— begin DATA SHOWN —
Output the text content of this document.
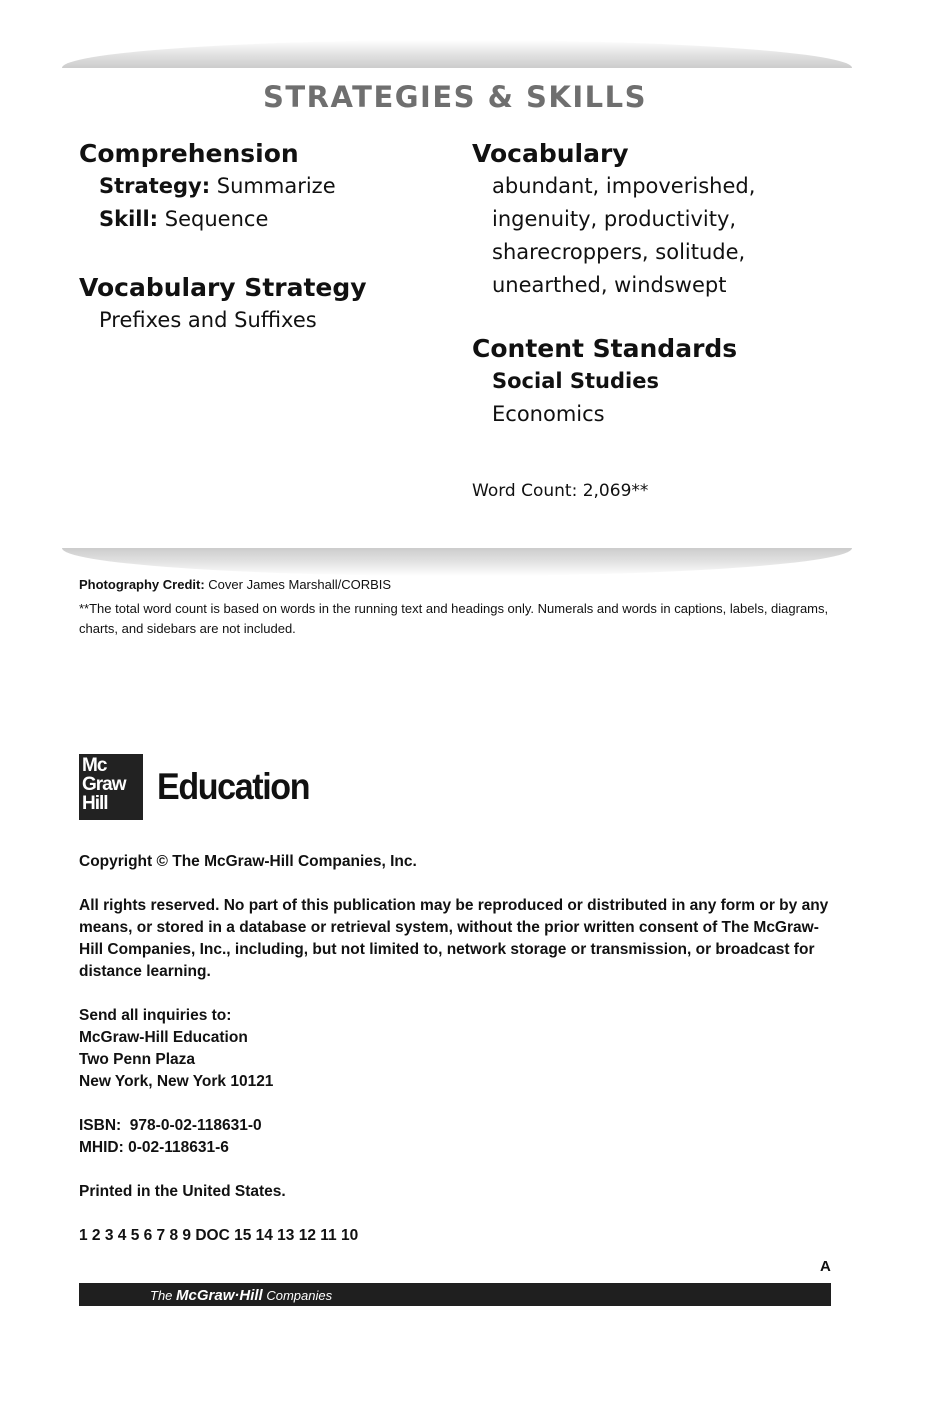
STRATEGIES & SKILLS
Comprehension
Strategy: Summarize
Skill: Sequence
Vocabulary Strategy
Prefixes and Suffixes
Vocabulary
abundant, impoverished,
ingenuity, productivity,
sharecroppers, solitude,
unearthed, windswept
Content Standards
Social Studies
Economics
Word Count: 2,069**
Photography Credit: Cover James Marshall/CORBIS
**The total word count is based on words in the running text and headings only. Numerals and words in captions, labels, diagrams, charts, and sidebars are not included.
Mc
Graw
Hill	Education

Copyright © The McGraw-Hill Companies, Inc.

All rights reserved. No part of this publication may be reproduced or distributed in any form or by any means, or stored in a database or retrieval system, without the prior written consent of The McGraw-Hill Companies, Inc., including, but not limited to, network storage or transmission, or broadcast for distance learning.

Send all inquiries to:
McGraw-Hill Education
Two Penn Plaza
New York, New York 10121

ISBN:  978-0-02-118631-0
MHID: 0-02-118631-6

Printed in the United States.

1 2 3 4 5 6 7 8 9 DOC 15 14 13 12 11 10

A
The McGraw·Hill Companies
— end DATA SHOWN —
- TASK INSTRUCTIONS:
Search the lines above for the string "text" and copy each line that has it.

- IN RESPONSE:
Output the text content of this document.
**The total word count is based on words in the running text and headings only. Numerals and words in captions, labels, diagrams, charts, and sidebars are not included.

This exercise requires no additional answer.